Make an exact copy of all the entries, with the pictures left out.

Data records:
■ ■ ■ ■ ■ ■ ■

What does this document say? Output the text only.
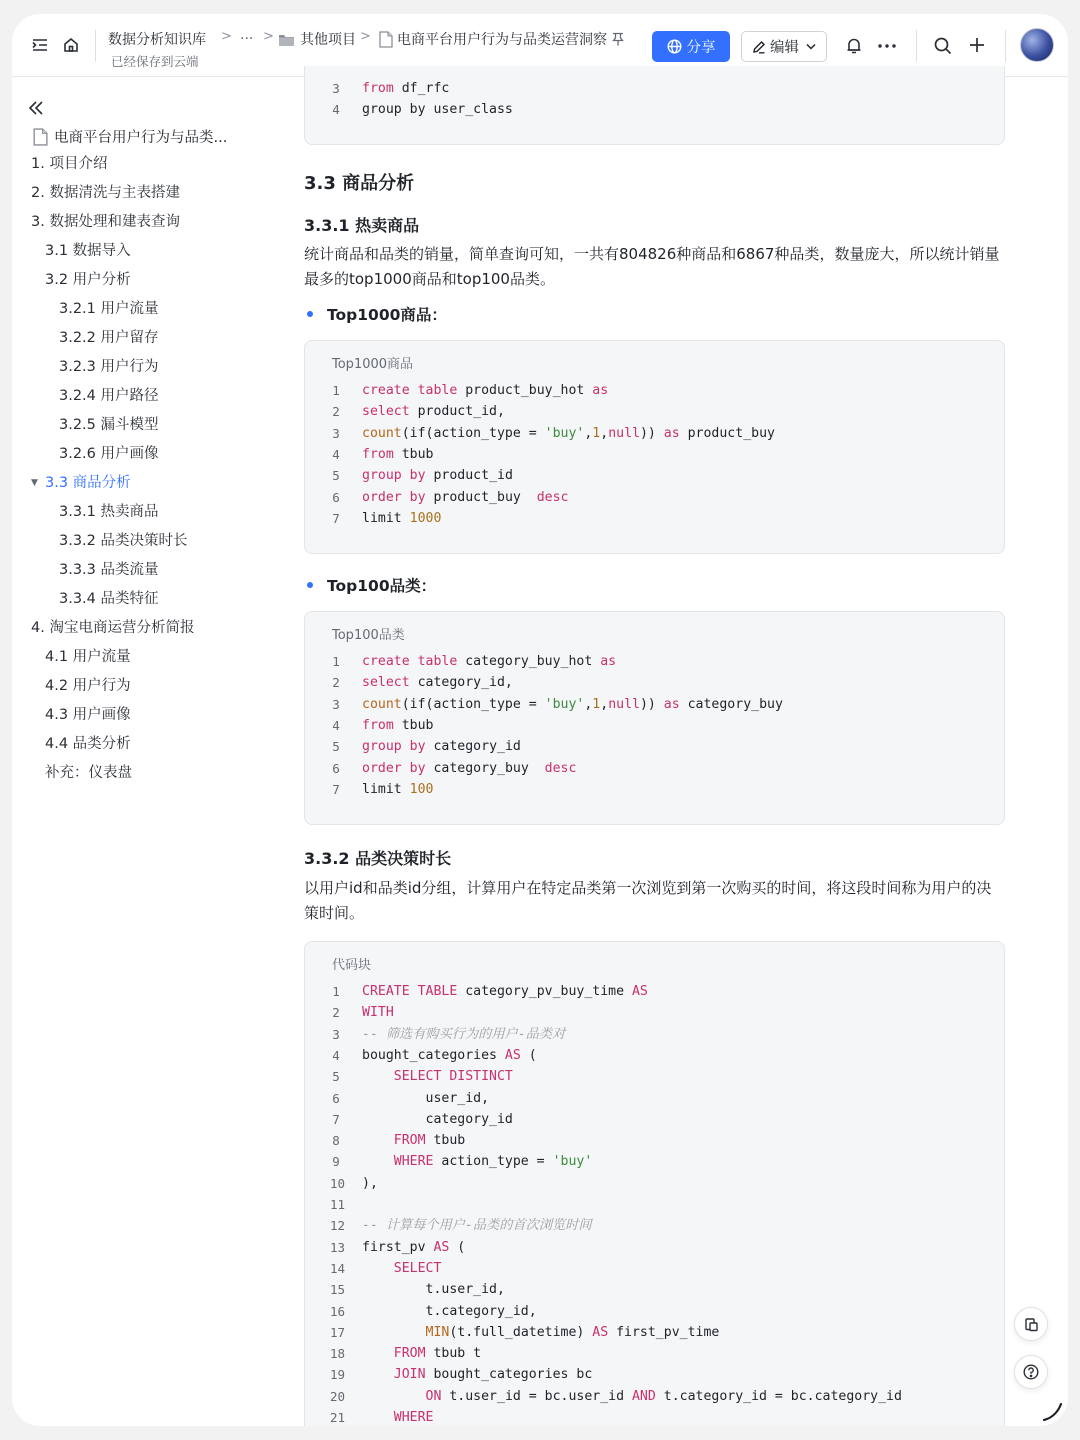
数据分析知识库 > ··· > 其他项目 > 电商平台用户行为与品类运营洞察
已经保存到云端
分享	编辑
电商平台用户行为与品类...
1. 项目介绍
2. 数据清洗与主表搭建
3. 数据处理和建表查询
3.1 数据导入
3.2 用户分析
3.2.1 用户流量
3.2.2 用户留存
3.2.3 用户行为
3.2.4 用户路径
3.2.5 漏斗模型
3.2.6 用户画像
▼ 3.3 商品分析
3.3.1 热卖商品
3.3.2 品类决策时长
3.3.3 品类流量
3.3.4 品类特征
4. 淘宝电商运营分析简报
4.1 用户流量
4.2 用户行为
4.3 用户画像
4.4 品类分析
补充：仪表盘
3 from df_rfc
4 group by user_class
3.3 商品分析
3.3.1 热卖商品
统计商品和品类的销量，简单查询可知，一共有804826种商品和6867种品类，数量庞大，所以统计销量最多的top1000商品和top100品类。
Top1000商品：
Top1000商品
1 create table product_buy_hot as
2 select product_id,
3 count(if(action_type = 'buy',1,null)) as product_buy
4 from tbub
5 group by product_id
6 order by product_buy  desc
7 limit 1000
Top100品类：
Top100品类
1 create table category_buy_hot as
2 select category_id,
3 count(if(action_type = 'buy',1,null)) as category_buy
4 from tbub
5 group by category_id
6 order by category_buy  desc
7 limit 100
3.3.2 品类决策时长
以用户id和品类id分组，计算用户在特定品类第一次浏览到第一次购买的时间，将这段时间称为用户的决策时间。
代码块
1 CREATE TABLE category_pv_buy_time AS
2 WITH
3 -- 筛选有购买行为的用户-品类对
4 bought_categories AS (
5	SELECT DISTINCT
6 user_id,
7 category_id
8	FROM tbub
9	WHERE action_type = 'buy'
10 ),
11
12 -- 计算每个用户-品类的首次浏览时间
13 first_pv AS (
14	SELECT
15 t.user_id,
16 t.category_id,
17	MIN(t.full_datetime) AS first_pv_time
18	FROM tbub t
19	JOIN bought_categories bc
20	ON t.user_id = bc.user_id AND t.category_id = bc.category_id
21	WHERE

■ ■ ■ ■ ■ ■ ■

#### RESULT
What does this document say? Output the text only.
数据分析知识库 > ··· > 其他项目 > 电商平台用户行为与品类运营洞察
已经保存到云端
分享	编辑
电商平台用户行为与品类...
1. 项目介绍
2. 数据清洗与主表搭建
3. 数据处理和建表查询
3.1 数据导入
3.2 用户分析
3.2.1 用户流量
3.2.2 用户留存
3.2.3 用户行为
3.2.4 用户路径
3.2.5 漏斗模型
3.2.6 用户画像
▼ 3.3 商品分析
3.3.1 热卖商品
3.3.2 品类决策时长
3.3.3 品类流量
3.3.4 品类特征
4. 淘宝电商运营分析简报
4.1 用户流量
4.2 用户行为
4.3 用户画像
4.4 品类分析
补充：仪表盘
3 from df_rfc
4 group by user_class
3.3 商品分析
3.3.1 热卖商品
统计商品和品类的销量，简单查询可知，一共有804826种商品和6867种品类，数量庞大，所以统计销量最多的top1000商品和top100品类。
Top1000商品：
Top1000商品
1 create table product_buy_hot as
2 select product_id,
3 count(if(action_type = 'buy',1,null)) as product_buy
4 from tbub
5 group by product_id
6 order by product_buy  desc
7 limit 1000
Top100品类：
Top100品类
1 create table category_buy_hot as
2 select category_id,
3 count(if(action_type = 'buy',1,null)) as category_buy
4 from tbub
5 group by category_id
6 order by category_buy  desc
7 limit 100
3.3.2 品类决策时长
以用户id和品类id分组，计算用户在特定品类第一次浏览到第一次购买的时间，将这段时间称为用户的决策时间。
代码块
1 CREATE TABLE category_pv_buy_time AS
2 WITH
3 -- 筛选有购买行为的用户-品类对
4 bought_categories AS (
5	SELECT DISTINCT
6 user_id,
7 category_id
8	FROM tbub
9	WHERE action_type = 'buy'
10 ),
11
12 -- 计算每个用户-品类的首次浏览时间
13 first_pv AS (
14	SELECT
15 t.user_id,
16 t.category_id,
17	MIN(t.full_datetime) AS first_pv_time
18	FROM tbub t
19	JOIN bought_categories bc
20	ON t.user_id = bc.user_id AND t.category_id = bc.category_id
21	WHERE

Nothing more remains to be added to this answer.